TEXT SEGMENT:
I've only seen it being used by a forex trader months ago. I can't even recall on which site I had found it. Was playing around with the indicator the past few days, and noticed that it works wonderfully well on both forex and TF (don't know if it works on the other emini futures - will do some backtesting when I'm free).

I had totally forgotten how the forex trader had used the indicator, and I had no idea what parameters to key in. But after a few hours of playing around with it, I settled on 3 different sets of parameters - 1 for TF3min, 1 for TF hourly, and 1 for GBP crosses (Hourly).

I had to set my own guidelines and conditions for using the indicator (No, I didn't bother googling it. I decided that if it works perfectly the way I made it to, why bother about HOW IT WAS MEANT TO BE USED). I'm aware that if I publish them (which I will, after this post, and after I have had lunch and a good smoke break with Seabloke), I risk becoming the biggest clown in the blogosphere.

But I'm doing it anyway.

Coz THIS IS MY PERSONAL DIARY.

Which means I can write whatever I want. Hur hur hur...

Keltner Channel

The reason that I like the Keltner Channel is that it caters to what I need (with the other indicators, I feel LED by them, and had to make compromises so that I could use them).

I was looking for something to hem in prices (without the MACD, SS, and RSI, it takes a lot of work to gauge if price is overly extended). Bollinger band was something I keep adding to my charts only to discard it after a few weeks, coz it distorts my candles and I get really frustrated when I can't read my candlestick patterns accurately.

Keltner channels enclose prices but do not distort candles. The best thing about the KC is that instead of distracting me, like the other indicators do, it actually helps my reading of price actions.

WHAT IS REQUIRED: Return the passage of the Keltner Channel post between "Which means I" and "could use them).", inclusive, copied word for word. You won't need the material.

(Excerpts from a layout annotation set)

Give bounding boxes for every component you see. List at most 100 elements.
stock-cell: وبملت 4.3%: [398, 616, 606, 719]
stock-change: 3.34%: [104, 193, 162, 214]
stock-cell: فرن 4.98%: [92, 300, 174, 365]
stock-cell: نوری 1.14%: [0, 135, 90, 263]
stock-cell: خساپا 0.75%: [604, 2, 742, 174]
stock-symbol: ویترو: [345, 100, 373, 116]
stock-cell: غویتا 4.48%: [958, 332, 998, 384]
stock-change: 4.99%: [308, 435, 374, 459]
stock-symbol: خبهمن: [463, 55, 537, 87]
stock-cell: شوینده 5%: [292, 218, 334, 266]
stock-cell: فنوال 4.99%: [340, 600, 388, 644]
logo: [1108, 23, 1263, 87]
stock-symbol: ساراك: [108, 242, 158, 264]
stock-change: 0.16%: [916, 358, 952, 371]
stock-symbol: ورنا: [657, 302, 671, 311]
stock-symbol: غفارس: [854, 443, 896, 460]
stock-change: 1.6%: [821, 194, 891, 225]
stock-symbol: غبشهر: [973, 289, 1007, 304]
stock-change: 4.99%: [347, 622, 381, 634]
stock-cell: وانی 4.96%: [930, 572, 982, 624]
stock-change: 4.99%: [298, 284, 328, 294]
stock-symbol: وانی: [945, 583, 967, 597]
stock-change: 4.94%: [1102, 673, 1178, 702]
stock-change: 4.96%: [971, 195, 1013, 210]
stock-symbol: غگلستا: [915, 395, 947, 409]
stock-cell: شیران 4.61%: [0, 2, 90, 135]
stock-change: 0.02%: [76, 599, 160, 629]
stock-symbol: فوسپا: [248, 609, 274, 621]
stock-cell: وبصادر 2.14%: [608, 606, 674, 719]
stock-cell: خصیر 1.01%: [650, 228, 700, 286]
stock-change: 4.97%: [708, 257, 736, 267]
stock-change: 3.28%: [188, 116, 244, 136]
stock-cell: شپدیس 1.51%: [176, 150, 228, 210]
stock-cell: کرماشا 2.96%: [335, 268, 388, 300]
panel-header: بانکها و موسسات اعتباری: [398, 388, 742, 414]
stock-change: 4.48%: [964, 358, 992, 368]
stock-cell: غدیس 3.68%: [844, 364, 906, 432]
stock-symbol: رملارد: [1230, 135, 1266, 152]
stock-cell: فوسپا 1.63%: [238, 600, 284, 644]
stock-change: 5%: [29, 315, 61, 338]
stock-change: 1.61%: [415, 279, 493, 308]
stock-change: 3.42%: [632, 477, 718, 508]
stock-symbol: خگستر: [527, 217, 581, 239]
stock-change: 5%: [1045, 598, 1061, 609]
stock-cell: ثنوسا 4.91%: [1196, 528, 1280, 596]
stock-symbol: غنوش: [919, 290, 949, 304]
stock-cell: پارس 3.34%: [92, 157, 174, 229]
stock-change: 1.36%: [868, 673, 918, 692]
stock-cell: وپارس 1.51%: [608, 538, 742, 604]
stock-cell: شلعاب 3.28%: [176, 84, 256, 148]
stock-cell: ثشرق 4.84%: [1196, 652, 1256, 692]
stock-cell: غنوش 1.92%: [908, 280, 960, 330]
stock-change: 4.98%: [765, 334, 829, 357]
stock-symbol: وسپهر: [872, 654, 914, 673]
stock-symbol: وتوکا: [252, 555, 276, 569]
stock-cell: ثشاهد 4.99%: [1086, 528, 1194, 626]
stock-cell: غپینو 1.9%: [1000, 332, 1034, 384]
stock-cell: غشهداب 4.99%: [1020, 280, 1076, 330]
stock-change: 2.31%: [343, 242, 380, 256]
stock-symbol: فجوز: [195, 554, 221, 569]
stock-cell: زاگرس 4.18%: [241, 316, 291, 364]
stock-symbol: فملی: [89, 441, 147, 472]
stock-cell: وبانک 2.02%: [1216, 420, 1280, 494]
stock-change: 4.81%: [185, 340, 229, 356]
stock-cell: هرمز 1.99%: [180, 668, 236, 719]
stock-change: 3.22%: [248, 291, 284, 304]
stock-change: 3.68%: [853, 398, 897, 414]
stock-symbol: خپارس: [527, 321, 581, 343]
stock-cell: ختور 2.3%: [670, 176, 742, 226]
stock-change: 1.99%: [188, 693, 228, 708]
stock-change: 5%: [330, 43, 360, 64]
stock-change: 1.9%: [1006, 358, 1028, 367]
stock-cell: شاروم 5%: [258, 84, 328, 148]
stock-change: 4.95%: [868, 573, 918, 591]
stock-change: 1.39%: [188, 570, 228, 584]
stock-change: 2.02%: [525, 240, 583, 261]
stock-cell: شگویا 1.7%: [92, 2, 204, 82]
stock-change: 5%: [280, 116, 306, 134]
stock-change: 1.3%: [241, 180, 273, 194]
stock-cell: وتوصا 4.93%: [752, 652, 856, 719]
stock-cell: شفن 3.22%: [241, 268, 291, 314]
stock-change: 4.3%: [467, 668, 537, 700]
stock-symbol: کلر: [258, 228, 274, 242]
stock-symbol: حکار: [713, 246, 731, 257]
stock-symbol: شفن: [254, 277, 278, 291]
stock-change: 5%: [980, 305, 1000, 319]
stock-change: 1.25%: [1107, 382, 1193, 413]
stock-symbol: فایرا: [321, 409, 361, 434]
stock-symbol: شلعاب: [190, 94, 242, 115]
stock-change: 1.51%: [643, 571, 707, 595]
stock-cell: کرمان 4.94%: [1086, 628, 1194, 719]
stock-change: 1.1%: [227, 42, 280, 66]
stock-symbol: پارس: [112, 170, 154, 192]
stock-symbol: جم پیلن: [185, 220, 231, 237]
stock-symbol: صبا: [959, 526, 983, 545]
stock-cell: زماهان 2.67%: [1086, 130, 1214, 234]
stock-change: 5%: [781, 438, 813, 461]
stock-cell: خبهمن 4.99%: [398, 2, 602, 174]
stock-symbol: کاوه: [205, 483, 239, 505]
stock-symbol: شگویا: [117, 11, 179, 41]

TASK ANSWER:
Which means I can write whatever I want. Hur hur hur...

Keltner Channel

The reason that I like the Keltner Channel is that it caters to what I need (with the other indicators, I feel LED by them, and had to make compromises so that I could use them).